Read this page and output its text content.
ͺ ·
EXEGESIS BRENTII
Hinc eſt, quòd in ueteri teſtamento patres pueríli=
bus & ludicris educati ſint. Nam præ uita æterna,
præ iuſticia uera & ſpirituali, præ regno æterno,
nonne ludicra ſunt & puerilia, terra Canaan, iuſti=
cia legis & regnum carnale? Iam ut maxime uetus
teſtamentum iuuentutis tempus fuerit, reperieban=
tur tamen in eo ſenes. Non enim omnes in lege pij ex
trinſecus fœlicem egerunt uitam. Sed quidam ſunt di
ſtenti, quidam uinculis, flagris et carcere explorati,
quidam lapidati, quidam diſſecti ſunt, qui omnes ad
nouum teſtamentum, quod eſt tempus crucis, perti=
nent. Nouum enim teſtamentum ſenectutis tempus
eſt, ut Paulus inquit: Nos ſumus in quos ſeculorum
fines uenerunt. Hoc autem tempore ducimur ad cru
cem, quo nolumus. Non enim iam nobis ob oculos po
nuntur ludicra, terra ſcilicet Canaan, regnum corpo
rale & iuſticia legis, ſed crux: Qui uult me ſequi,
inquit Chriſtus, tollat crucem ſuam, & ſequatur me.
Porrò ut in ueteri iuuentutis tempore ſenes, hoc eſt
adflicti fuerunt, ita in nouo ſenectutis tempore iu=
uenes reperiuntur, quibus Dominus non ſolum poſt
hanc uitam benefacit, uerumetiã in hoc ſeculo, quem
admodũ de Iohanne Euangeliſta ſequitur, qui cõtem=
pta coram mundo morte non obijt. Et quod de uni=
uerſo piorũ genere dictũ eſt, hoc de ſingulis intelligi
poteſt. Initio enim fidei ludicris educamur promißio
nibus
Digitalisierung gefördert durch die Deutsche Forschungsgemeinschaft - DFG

[TASK TO CARRY OUT] In the records above, find each line that holds the word "legis"; copy all such lines.

[WORKED ANSWER]
cia legis & regnum carnale? Iam ut maxime uetus
rale & iuſticia legis, ſed crux: Qui uult me ſequi,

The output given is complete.